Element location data
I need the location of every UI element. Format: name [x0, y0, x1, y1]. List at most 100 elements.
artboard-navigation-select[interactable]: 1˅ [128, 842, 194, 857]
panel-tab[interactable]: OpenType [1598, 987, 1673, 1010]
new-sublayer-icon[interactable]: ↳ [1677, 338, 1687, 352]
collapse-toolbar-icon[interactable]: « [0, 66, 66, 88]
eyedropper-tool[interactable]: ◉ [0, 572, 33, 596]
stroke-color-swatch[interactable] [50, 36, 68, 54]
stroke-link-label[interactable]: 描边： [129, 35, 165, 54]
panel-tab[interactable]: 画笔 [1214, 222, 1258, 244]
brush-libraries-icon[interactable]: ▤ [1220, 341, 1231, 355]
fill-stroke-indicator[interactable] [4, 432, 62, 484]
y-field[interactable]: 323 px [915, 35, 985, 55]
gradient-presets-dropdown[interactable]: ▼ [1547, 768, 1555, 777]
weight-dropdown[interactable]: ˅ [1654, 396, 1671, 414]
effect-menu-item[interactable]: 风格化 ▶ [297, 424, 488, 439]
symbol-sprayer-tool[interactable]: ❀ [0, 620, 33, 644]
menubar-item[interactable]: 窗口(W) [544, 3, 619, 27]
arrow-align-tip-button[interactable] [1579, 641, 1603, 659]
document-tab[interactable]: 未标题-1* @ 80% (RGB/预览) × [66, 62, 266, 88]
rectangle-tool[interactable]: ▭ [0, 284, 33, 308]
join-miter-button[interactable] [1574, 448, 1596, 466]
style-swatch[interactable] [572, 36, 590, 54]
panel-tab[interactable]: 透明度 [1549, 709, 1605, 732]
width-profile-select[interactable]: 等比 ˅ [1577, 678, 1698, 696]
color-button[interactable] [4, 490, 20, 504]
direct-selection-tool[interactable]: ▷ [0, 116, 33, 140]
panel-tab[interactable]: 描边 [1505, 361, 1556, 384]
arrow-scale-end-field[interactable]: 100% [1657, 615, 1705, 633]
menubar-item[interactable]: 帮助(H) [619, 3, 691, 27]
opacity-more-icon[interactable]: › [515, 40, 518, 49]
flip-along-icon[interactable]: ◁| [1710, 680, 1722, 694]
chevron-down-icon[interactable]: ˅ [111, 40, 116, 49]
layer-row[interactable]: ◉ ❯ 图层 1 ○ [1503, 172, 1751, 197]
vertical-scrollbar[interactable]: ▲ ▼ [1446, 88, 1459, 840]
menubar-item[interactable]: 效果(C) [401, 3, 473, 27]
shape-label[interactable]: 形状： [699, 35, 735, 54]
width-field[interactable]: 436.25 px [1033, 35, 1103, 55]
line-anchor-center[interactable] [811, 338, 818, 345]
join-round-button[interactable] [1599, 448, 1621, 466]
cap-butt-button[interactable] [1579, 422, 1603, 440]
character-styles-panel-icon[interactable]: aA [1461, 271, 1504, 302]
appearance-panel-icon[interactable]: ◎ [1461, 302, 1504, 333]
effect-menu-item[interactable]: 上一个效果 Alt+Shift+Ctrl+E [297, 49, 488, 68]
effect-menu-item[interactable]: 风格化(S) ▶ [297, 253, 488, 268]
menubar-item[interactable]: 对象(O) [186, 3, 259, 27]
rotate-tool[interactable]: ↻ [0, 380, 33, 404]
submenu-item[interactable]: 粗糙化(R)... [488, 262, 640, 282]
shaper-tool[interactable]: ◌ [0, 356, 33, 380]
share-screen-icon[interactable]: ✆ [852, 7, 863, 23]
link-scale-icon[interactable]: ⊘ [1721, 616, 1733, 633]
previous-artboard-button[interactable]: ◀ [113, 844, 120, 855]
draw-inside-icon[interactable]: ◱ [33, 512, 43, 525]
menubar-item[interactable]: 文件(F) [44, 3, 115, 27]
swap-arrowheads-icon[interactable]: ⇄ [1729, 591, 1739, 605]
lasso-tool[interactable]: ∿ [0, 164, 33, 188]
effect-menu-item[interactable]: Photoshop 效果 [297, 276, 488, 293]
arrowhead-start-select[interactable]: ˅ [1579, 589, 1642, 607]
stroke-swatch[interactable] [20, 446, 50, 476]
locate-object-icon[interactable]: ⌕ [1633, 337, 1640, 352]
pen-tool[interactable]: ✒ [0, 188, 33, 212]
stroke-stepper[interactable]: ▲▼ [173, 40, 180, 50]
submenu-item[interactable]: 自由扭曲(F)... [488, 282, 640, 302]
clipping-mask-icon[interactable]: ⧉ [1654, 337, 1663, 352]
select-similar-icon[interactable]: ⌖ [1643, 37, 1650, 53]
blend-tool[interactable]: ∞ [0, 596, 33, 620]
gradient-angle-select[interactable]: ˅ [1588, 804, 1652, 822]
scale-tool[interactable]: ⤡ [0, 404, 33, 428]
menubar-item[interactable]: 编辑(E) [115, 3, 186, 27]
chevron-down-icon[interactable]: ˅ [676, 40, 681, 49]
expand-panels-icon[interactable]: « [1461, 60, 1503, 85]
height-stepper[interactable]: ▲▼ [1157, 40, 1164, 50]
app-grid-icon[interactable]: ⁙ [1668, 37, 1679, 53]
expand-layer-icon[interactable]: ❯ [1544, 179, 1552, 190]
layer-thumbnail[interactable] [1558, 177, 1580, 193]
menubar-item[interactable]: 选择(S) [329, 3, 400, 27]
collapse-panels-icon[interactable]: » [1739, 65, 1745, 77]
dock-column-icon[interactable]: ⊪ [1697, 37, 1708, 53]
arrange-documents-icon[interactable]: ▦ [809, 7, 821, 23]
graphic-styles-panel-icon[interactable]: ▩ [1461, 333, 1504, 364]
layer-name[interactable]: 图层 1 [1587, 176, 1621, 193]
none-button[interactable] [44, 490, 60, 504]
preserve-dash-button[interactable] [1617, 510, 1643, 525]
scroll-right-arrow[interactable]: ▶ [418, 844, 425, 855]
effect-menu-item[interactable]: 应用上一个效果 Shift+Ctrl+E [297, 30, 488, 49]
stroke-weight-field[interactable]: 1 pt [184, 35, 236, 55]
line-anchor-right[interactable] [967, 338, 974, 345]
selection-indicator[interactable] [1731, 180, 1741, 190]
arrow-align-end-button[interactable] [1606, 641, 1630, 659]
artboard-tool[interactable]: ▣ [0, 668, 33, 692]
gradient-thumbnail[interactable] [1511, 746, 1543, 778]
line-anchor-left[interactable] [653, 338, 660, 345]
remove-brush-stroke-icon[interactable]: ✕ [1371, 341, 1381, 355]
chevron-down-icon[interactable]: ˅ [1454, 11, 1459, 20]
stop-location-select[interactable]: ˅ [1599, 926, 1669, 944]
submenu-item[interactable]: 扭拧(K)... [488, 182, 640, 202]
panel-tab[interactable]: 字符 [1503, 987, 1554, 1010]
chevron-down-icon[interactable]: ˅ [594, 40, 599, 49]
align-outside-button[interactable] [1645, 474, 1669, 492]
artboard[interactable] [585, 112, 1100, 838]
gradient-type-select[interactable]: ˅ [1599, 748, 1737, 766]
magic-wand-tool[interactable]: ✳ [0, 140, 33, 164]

**SHORT PROBLEM**
Can you revise the rows above so that each "panel-tab" becomes "panel-header-tab", with nothing else changed?

**RESPONSE TO THE EXERCISE**
I need the location of every UI element. Format: name [x0, y0, x1, y1]. List at most 100 elements.
artboard-navigation-select[interactable]: 1˅ [128, 842, 194, 857]
panel-header-tab[interactable]: OpenType [1598, 987, 1673, 1010]
new-sublayer-icon[interactable]: ↳ [1677, 338, 1687, 352]
collapse-toolbar-icon[interactable]: « [0, 66, 66, 88]
eyedropper-tool[interactable]: ◉ [0, 572, 33, 596]
stroke-color-swatch[interactable] [50, 36, 68, 54]
stroke-link-label[interactable]: 描边： [129, 35, 165, 54]
panel-header-tab[interactable]: 画笔 [1214, 222, 1258, 244]
brush-libraries-icon[interactable]: ▤ [1220, 341, 1231, 355]
fill-stroke-indicator[interactable] [4, 432, 62, 484]
y-field[interactable]: 323 px [915, 35, 985, 55]
gradient-presets-dropdown[interactable]: ▼ [1547, 768, 1555, 777]
weight-dropdown[interactable]: ˅ [1654, 396, 1671, 414]
effect-menu-item[interactable]: 风格化 ▶ [297, 424, 488, 439]
symbol-sprayer-tool[interactable]: ❀ [0, 620, 33, 644]
menubar-item[interactable]: 窗口(W) [544, 3, 619, 27]
arrow-align-tip-button[interactable] [1579, 641, 1603, 659]
document-tab[interactable]: 未标题-1* @ 80% (RGB/预览) × [66, 62, 266, 88]
rectangle-tool[interactable]: ▭ [0, 284, 33, 308]
join-miter-button[interactable] [1574, 448, 1596, 466]
style-swatch[interactable] [572, 36, 590, 54]
panel-header-tab[interactable]: 透明度 [1549, 709, 1605, 732]
width-profile-select[interactable]: 等比 ˅ [1577, 678, 1698, 696]
color-button[interactable] [4, 490, 20, 504]
direct-selection-tool[interactable]: ▷ [0, 116, 33, 140]
panel-header-tab[interactable]: 描边 [1505, 361, 1556, 384]
arrow-scale-end-field[interactable]: 100% [1657, 615, 1705, 633]
menubar-item[interactable]: 帮助(H) [619, 3, 691, 27]
opacity-more-icon[interactable]: › [515, 40, 518, 49]
flip-along-icon[interactable]: ◁| [1710, 680, 1722, 694]
chevron-down-icon[interactable]: ˅ [111, 40, 116, 49]
layer-row[interactable]: ◉ ❯ 图层 1 ○ [1503, 172, 1751, 197]
vertical-scrollbar[interactable]: ▲ ▼ [1446, 88, 1459, 840]
menubar-item[interactable]: 效果(C) [401, 3, 473, 27]
shape-label[interactable]: 形状： [699, 35, 735, 54]
width-field[interactable]: 436.25 px [1033, 35, 1103, 55]
line-anchor-center[interactable] [811, 338, 818, 345]
join-round-button[interactable] [1599, 448, 1621, 466]
cap-butt-button[interactable] [1579, 422, 1603, 440]
character-styles-panel-icon[interactable]: aA [1461, 271, 1504, 302]
appearance-panel-icon[interactable]: ◎ [1461, 302, 1504, 333]
effect-menu-item[interactable]: 上一个效果 Alt+Shift+Ctrl+E [297, 49, 488, 68]
effect-menu-item[interactable]: 风格化(S) ▶ [297, 253, 488, 268]
menubar-item[interactable]: 对象(O) [186, 3, 259, 27]
rotate-tool[interactable]: ↻ [0, 380, 33, 404]
submenu-item[interactable]: 粗糙化(R)... [488, 262, 640, 282]
shaper-tool[interactable]: ◌ [0, 356, 33, 380]
share-screen-icon[interactable]: ✆ [852, 7, 863, 23]
link-scale-icon[interactable]: ⊘ [1721, 616, 1733, 633]
previous-artboard-button[interactable]: ◀ [113, 844, 120, 855]
draw-inside-icon[interactable]: ◱ [33, 512, 43, 525]
menubar-item[interactable]: 文件(F) [44, 3, 115, 27]
swap-arrowheads-icon[interactable]: ⇄ [1729, 591, 1739, 605]
lasso-tool[interactable]: ∿ [0, 164, 33, 188]
effect-menu-item[interactable]: Photoshop 效果 [297, 276, 488, 293]
arrowhead-start-select[interactable]: ˅ [1579, 589, 1642, 607]
stroke-swatch[interactable] [20, 446, 50, 476]
locate-object-icon[interactable]: ⌕ [1633, 337, 1640, 352]
pen-tool[interactable]: ✒ [0, 188, 33, 212]
stroke-stepper[interactable]: ▲▼ [173, 40, 180, 50]
submenu-item[interactable]: 自由扭曲(F)... [488, 282, 640, 302]
clipping-mask-icon[interactable]: ⧉ [1654, 337, 1663, 352]
select-similar-icon[interactable]: ⌖ [1643, 37, 1650, 53]
blend-tool[interactable]: ∞ [0, 596, 33, 620]
gradient-angle-select[interactable]: ˅ [1588, 804, 1652, 822]
scale-tool[interactable]: ⤡ [0, 404, 33, 428]
menubar-item[interactable]: 编辑(E) [115, 3, 186, 27]
chevron-down-icon[interactable]: ˅ [676, 40, 681, 49]
expand-panels-icon[interactable]: « [1461, 60, 1503, 85]
height-stepper[interactable]: ▲▼ [1157, 40, 1164, 50]
app-grid-icon[interactable]: ⁙ [1668, 37, 1679, 53]
expand-layer-icon[interactable]: ❯ [1544, 179, 1552, 190]
layer-thumbnail[interactable] [1558, 177, 1580, 193]
menubar-item[interactable]: 选择(S) [329, 3, 400, 27]
collapse-panels-icon[interactable]: » [1739, 65, 1745, 77]
dock-column-icon[interactable]: ⊪ [1697, 37, 1708, 53]
arrange-documents-icon[interactable]: ▦ [809, 7, 821, 23]
graphic-styles-panel-icon[interactable]: ▩ [1461, 333, 1504, 364]
layer-name[interactable]: 图层 1 [1587, 176, 1621, 193]
none-button[interactable] [44, 490, 60, 504]
preserve-dash-button[interactable] [1617, 510, 1643, 525]
scroll-right-arrow[interactable]: ▶ [418, 844, 425, 855]
effect-menu-item[interactable]: 应用上一个效果 Shift+Ctrl+E [297, 30, 488, 49]
stroke-weight-field[interactable]: 1 pt [184, 35, 236, 55]
line-anchor-right[interactable] [967, 338, 974, 345]
selection-indicator[interactable] [1731, 180, 1741, 190]
arrow-align-end-button[interactable] [1606, 641, 1630, 659]
artboard-tool[interactable]: ▣ [0, 668, 33, 692]
gradient-thumbnail[interactable] [1511, 746, 1543, 778]
line-anchor-left[interactable] [653, 338, 660, 345]
remove-brush-stroke-icon[interactable]: ✕ [1371, 341, 1381, 355]
chevron-down-icon[interactable]: ˅ [1454, 11, 1459, 20]
stop-location-select[interactable]: ˅ [1599, 926, 1669, 944]
submenu-item[interactable]: 扭拧(K)... [488, 182, 640, 202]
panel-header-tab[interactable]: 字符 [1503, 987, 1554, 1010]
chevron-down-icon[interactable]: ˅ [594, 40, 599, 49]
align-outside-button[interactable] [1645, 474, 1669, 492]
artboard[interactable] [585, 112, 1100, 838]
gradient-type-select[interactable]: ˅ [1599, 748, 1737, 766]
magic-wand-tool[interactable]: ✳ [0, 140, 33, 164]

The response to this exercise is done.